Identify every line containing the word "text" and reproduce each one.

Excerpted records
__________________________________________________

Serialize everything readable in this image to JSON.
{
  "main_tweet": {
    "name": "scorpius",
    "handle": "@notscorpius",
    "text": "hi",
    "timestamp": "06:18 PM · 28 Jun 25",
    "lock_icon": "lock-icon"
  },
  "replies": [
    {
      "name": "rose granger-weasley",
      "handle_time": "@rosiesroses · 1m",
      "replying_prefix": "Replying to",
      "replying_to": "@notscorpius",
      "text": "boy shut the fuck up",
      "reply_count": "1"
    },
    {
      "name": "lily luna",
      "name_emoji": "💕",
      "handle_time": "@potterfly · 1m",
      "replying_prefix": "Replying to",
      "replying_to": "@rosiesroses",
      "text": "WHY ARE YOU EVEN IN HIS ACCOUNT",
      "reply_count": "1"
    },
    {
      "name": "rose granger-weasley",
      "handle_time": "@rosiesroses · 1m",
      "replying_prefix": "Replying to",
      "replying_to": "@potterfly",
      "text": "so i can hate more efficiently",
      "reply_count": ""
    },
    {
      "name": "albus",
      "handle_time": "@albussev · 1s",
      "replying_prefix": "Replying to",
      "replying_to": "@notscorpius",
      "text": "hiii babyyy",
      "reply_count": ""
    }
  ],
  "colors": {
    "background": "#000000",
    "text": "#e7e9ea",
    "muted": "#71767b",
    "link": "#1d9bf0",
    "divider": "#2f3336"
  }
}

__________________________________________________

Response
    "text": "hi",
      "text": "boy shut the fuck up",
      "text": "WHY ARE YOU EVEN IN HIS ACCOUNT",
      "text": "so i can hate more efficiently",
      "text": "hiii babyyy",
    "text": "#e7e9ea",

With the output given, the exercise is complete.